Actions to take:
**1.** Reproduce the passage on malice in fact word for word, starting at "The decisions actually" and ending at "the defamatory statements.".
**2.** Which cases does the passage on malice in fact cite from a reporter other than "Mass."? List each one with its citation.
**3.** Carry on the passage on malice in fact after its final sentence.
─── Page
There have been a number of cases in Massachusetts in which the question of what malice in fact means (within the rule that where malice in fact is proved the defendant is liable for false *179defamatory words spoken on a privileged occasion) has been discussed. See Remington v. Congdon, 2 Pick. 310; Bodwell v. Osgood, 3 Pick. 379; Swan v. Tappan, 5 Cush. 104; Brow v. Hathaway, 13 Allen, 239; Atwill v. Mackintosh, 120 Mass. 177; Gott v. Pulsifer, 122 Mass. 235; Billings v. Fairbanks, 139 Mass. 66; Wright v. Lothrop, 149 Mass. 385; Howland v. Flood, 160 Mass. 509; Squires v. Wason Manuf. Co. 182 Mass. 137; Robinson v. Van Auken, 190 Mass. 161; Crafer v. Hooper, 194 Mass. 68; Christopher v. Akin, 214 Mass. 332; and there may be others.
The decisions actually made in these cases do not seem to be in conflict. But it is not possible to harmonize all that was said when these cases were decided. This has come, to some extent at least, from an assumption that the question for the jury in such cases is always the same. But that is not so. Given the definition which has been stated above, the exact question to be passed upon by the jury in each case depends or may depend upon the form in which the defamatory words were put by the defendant, taken in connection with the knowledge or information which the defendant had as to the matter of the defamatory statements.
Take an example. Suppose that bare information of a fact had come to a defendant who was inquired of with respect to the capabilities and character of a former servant and the defendant was ignorant as to the trustworthiness of the source from which the information came; if under these circumstances he should state the existence of the fact as of his own knowledge, the question to be passed upon by the jury is a very different one from that which is presented when there is evidence that the statement made by the defendant matches exactly the information or knowledge which he had received and the accuracy of the source from which that information or knowledge came. It is manifest that there are a number of intermediate cases between these two, where there is a discrepancy between the statements made and the information and the knowledge of the defendant as to the accuracy of the information.
──────
─── Data extract
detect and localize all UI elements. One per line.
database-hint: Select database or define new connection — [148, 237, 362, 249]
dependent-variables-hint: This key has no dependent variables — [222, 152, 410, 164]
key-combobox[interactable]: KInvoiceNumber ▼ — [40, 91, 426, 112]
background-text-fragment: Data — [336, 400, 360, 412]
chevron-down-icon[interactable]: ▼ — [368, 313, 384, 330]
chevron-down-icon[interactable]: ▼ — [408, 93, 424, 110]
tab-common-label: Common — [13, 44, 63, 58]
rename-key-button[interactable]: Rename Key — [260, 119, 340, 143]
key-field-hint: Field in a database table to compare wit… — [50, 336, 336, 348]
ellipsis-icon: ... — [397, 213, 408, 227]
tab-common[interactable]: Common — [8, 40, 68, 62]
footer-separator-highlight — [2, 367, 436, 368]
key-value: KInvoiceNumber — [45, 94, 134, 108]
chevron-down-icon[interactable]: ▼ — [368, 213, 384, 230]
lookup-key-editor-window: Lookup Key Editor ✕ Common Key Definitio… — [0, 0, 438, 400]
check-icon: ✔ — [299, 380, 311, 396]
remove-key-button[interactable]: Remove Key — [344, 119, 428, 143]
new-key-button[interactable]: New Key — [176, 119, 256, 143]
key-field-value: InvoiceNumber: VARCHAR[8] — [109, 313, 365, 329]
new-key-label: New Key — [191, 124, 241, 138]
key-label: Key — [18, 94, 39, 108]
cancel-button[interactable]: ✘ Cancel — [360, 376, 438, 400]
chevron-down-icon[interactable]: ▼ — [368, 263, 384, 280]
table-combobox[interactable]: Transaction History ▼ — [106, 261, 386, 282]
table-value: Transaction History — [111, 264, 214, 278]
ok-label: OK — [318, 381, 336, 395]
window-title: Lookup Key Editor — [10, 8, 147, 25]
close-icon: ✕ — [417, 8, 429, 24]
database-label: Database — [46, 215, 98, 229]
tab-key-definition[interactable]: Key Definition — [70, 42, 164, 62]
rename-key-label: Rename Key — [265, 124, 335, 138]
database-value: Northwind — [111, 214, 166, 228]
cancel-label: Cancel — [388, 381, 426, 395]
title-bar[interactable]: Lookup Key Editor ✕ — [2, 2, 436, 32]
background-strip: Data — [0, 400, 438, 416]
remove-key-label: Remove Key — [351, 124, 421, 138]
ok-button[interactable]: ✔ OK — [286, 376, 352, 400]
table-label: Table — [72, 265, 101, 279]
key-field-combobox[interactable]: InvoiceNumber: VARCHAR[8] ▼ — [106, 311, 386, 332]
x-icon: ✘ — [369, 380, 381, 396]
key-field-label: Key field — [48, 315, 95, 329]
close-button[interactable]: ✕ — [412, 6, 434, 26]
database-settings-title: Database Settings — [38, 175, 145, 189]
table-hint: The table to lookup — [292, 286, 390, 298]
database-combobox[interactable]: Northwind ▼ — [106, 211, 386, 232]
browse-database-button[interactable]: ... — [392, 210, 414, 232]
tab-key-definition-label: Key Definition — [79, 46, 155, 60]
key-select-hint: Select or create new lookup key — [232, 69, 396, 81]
──────
Answers for the exercise:
**1.**
The decisions actually made in these cases do not seem to be in conflict. But it is not possible to harmonize all that was said when these cases were decided. This has come, to some extent at least, from an assumption that the question for the jury in such cases is always the same. But that is not so. Given the definition which has been stated above, the exact question to be passed upon by the jury in each case depends or may depend upon the form in which the defamatory words were put by the defendant, taken in connection with the knowledge or information which the defendant had as to the matter of the defamatory statements.

**2.**
Remington v. Congdon, 2 Pick. 310
Bodwell v. Osgood, 3 Pick. 379
Swan v. Tappan, 5 Cush. 104
Brow v. Hathaway, 13 Allen, 239

**3.**
These discrepancies between the information and the statements are put as examples of one aspect only which may give rise to differences in the exact question to be passed upon by the jury in determining whether there was or was not that malice in fact which destroys the defence of privilege although the words were spoken on a privileged occasion. No rule can be laid down in *180advance to cover all cases beyond the statement of the fundamental proposition that in the case of false defamatory words spoken on a privileged occasion the defendant is not liable if he spoke the words in good faith under the right or duty which the. occasion created, and that he is liable if he spoke the words from some other motive.
The cases of Lothrop v. Adams, 133 Mass. 471; Brown v. Massachusetts Title Ins. Co. 151 Mass. 127; Fay v. Harrington, 176 Mass. 270; and Conner v. Standard Publishing Co. 183 Mass. 474, relied on by the defendant, arose under St. 1855, c. 396 (and the re-enactments of that statute), which extended to civil actions for libel the provisions which theretofore had been applicable to criminal prosecutions for libel (St. 1826, c. 107, § 1; Rev. Sts. c. 133, § 6). By the original act (St. 1855, c. 396), it was provided that in a civil action for libel, truth was a defence “unless malicious intention shall be proved.” The wording of the act has been changed, so that in R. L. c. 173, § 91, the provision is: “ The truth shall be a justification unless actual malice is proved.” These cases are not decisive here.
2. The evidence, which was excepted to, of the repetition of this (or of a substantially similar) slander made to Mrs. Eldridge and Mrs. Benson was admissible to prove malice, although it was not ground for an action because both Mrs. Eldridge and Mrs. Benson, in procuring the repetition of the slander, confessedly acted as the agent of the plaintiff and at her request. Howland v. Blake Manuf. Co. 156 Mass. 543. It is established at common law that repetition of substantially the same slander may be shown in evidence for the purpose of proving malice to enhance damages. Bodwell v. Swan, 3 Pick. 376. Baldwin v. Soule, 6 Gray, 321. Robbins v. Fletcher, 101 Mass. 115.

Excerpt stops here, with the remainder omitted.